### Records for processing
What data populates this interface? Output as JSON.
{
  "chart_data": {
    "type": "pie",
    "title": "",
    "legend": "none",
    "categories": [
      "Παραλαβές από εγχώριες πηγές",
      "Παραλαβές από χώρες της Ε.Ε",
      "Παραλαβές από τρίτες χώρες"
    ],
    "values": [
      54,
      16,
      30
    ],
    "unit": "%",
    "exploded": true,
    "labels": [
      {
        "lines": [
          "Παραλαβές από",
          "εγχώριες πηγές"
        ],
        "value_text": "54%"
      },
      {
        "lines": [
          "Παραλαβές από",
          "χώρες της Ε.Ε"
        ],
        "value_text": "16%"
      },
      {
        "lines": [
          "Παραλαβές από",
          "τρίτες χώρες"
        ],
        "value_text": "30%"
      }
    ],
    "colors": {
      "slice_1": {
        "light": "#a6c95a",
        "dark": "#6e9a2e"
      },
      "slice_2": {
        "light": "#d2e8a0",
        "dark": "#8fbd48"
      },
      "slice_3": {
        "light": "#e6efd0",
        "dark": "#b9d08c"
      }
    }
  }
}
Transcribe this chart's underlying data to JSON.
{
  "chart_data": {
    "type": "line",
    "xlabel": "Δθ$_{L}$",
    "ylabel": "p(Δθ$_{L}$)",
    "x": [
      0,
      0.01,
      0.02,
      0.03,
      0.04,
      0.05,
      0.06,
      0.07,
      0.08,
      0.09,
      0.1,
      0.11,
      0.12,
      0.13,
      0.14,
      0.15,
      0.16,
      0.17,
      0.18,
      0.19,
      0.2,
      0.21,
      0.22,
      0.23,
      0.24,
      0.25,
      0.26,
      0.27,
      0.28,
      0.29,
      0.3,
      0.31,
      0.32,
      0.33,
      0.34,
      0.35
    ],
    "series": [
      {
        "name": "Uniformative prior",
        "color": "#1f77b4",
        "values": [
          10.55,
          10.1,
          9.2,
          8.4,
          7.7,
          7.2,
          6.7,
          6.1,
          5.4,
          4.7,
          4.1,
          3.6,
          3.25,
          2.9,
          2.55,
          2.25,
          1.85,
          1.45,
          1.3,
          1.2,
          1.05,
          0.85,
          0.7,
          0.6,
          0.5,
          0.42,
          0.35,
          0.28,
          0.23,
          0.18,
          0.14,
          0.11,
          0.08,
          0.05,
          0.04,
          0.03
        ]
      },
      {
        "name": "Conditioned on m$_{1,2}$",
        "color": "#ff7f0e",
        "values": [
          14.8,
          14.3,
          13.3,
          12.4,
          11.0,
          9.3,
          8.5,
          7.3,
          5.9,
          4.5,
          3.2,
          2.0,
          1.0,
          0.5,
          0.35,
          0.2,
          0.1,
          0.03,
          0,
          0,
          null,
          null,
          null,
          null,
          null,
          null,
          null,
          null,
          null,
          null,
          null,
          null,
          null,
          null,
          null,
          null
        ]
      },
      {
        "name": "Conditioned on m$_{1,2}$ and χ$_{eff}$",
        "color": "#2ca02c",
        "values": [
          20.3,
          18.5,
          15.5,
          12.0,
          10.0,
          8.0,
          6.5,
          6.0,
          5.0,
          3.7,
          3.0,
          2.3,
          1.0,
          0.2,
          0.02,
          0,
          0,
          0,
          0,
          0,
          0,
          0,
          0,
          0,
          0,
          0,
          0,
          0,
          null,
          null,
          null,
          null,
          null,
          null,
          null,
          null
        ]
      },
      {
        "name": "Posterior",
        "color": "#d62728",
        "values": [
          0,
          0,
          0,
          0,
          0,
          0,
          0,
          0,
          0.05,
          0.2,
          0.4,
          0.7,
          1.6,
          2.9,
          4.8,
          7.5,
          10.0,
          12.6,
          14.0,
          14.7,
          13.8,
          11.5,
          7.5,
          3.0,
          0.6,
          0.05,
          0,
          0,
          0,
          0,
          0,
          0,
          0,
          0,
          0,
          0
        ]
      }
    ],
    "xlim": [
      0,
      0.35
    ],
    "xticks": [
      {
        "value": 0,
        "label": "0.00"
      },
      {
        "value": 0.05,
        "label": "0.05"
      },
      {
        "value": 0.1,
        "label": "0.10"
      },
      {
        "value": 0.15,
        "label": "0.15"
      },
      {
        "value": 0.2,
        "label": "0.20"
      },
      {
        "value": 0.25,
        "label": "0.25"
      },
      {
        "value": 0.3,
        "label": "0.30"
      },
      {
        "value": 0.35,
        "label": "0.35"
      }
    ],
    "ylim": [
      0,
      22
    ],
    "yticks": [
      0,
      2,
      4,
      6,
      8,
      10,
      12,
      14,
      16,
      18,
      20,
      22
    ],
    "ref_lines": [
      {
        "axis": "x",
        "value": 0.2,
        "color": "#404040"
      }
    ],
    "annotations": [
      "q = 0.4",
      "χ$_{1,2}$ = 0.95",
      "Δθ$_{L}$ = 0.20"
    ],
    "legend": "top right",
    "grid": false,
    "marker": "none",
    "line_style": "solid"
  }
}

### Problem requirements
In this exercise, repeat all entries exactly.

### Response
What data populates this interface? Output as JSON.
{
  "chart_data": {
    "type": "pie",
    "title": "",
    "legend": "none",
    "categories": [
      "Παραλαβές από εγχώριες πηγές",
      "Παραλαβές από χώρες της Ε.Ε",
      "Παραλαβές από τρίτες χώρες"
    ],
    "values": [
      54,
      16,
      30
    ],
    "unit": "%",
    "exploded": true,
    "labels": [
      {
        "lines": [
          "Παραλαβές από",
          "εγχώριες πηγές"
        ],
        "value_text": "54%"
      },
      {
        "lines": [
          "Παραλαβές από",
          "χώρες της Ε.Ε"
        ],
        "value_text": "16%"
      },
      {
        "lines": [
          "Παραλαβές από",
          "τρίτες χώρες"
        ],
        "value_text": "30%"
      }
    ],
    "colors": {
      "slice_1": {
        "light": "#a6c95a",
        "dark": "#6e9a2e"
      },
      "slice_2": {
        "light": "#d2e8a0",
        "dark": "#8fbd48"
      },
      "slice_3": {
        "light": "#e6efd0",
        "dark": "#b9d08c"
      }
    }
  }
}
Transcribe this chart's underlying data to JSON.
{
  "chart_data": {
    "type": "line",
    "xlabel": "Δθ$_{L}$",
    "ylabel": "p(Δθ$_{L}$)",
    "x": [
      0,
      0.01,
      0.02,
      0.03,
      0.04,
      0.05,
      0.06,
      0.07,
      0.08,
      0.09,
      0.1,
      0.11,
      0.12,
      0.13,
      0.14,
      0.15,
      0.16,
      0.17,
      0.18,
      0.19,
      0.2,
      0.21,
      0.22,
      0.23,
      0.24,
      0.25,
      0.26,
      0.27,
      0.28,
      0.29,
      0.3,
      0.31,
      0.32,
      0.33,
      0.34,
      0.35
    ],
    "series": [
      {
        "name": "Uniformative prior",
        "color": "#1f77b4",
        "values": [
          10.55,
          10.1,
          9.2,
          8.4,
          7.7,
          7.2,
          6.7,
          6.1,
          5.4,
          4.7,
          4.1,
          3.6,
          3.25,
          2.9,
          2.55,
          2.25,
          1.85,
          1.45,
          1.3,
          1.2,
          1.05,
          0.85,
          0.7,
          0.6,
          0.5,
          0.42,
          0.35,
          0.28,
          0.23,
          0.18,
          0.14,
          0.11,
          0.08,
          0.05,
          0.04,
          0.03
        ]
      },
      {
        "name": "Conditioned on m$_{1,2}$",
        "color": "#ff7f0e",
        "values": [
          14.8,
          14.3,
          13.3,
          12.4,
          11.0,
          9.3,
          8.5,
          7.3,
          5.9,
          4.5,
          3.2,
          2.0,
          1.0,
          0.5,
          0.35,
          0.2,
          0.1,
          0.03,
          0,
          0,
          null,
          null,
          null,
          null,
          null,
          null,
          null,
          null,
          null,
          null,
          null,
          null,
          null,
          null,
          null,
          null
        ]
      },
      {
        "name": "Conditioned on m$_{1,2}$ and χ$_{eff}$",
        "color": "#2ca02c",
        "values": [
          20.3,
          18.5,
          15.5,
          12.0,
          10.0,
          8.0,
          6.5,
          6.0,
          5.0,
          3.7,
          3.0,
          2.3,
          1.0,
          0.2,
          0.02,
          0,
          0,
          0,
          0,
          0,
          0,
          0,
          0,
          0,
          0,
          0,
          0,
          0,
          null,
          null,
          null,
          null,
          null,
          null,
          null,
          null
        ]
      },
      {
        "name": "Posterior",
        "color": "#d62728",
        "values": [
          0,
          0,
          0,
          0,
          0,
          0,
          0,
          0,
          0.05,
          0.2,
          0.4,
          0.7,
          1.6,
          2.9,
          4.8,
          7.5,
          10.0,
          12.6,
          14.0,
          14.7,
          13.8,
          11.5,
          7.5,
          3.0,
          0.6,
          0.05,
          0,
          0,
          0,
          0,
          0,
          0,
          0,
          0,
          0,
          0
        ]
      }
    ],
    "xlim": [
      0,
      0.35
    ],
    "xticks": [
      {
        "value": 0,
        "label": "0.00"
      },
      {
        "value": 0.05,
        "label": "0.05"
      },
      {
        "value": 0.1,
        "label": "0.10"
      },
      {
        "value": 0.15,
        "label": "0.15"
      },
      {
        "value": 0.2,
        "label": "0.20"
      },
      {
        "value": 0.25,
        "label": "0.25"
      },
      {
        "value": 0.3,
        "label": "0.30"
      },
      {
        "value": 0.35,
        "label": "0.35"
      }
    ],
    "ylim": [
      0,
      22
    ],
    "yticks": [
      0,
      2,
      4,
      6,
      8,
      10,
      12,
      14,
      16,
      18,
      20,
      22
    ],
    "ref_lines": [
      {
        "axis": "x",
        "value": 0.2,
        "color": "#404040"
      }
    ],
    "annotations": [
      "q = 0.4",
      "χ$_{1,2}$ = 0.95",
      "Δθ$_{L}$ = 0.20"
    ],
    "legend": "top right",
    "grid": false,
    "marker": "none",
    "line_style": "solid"
  }
}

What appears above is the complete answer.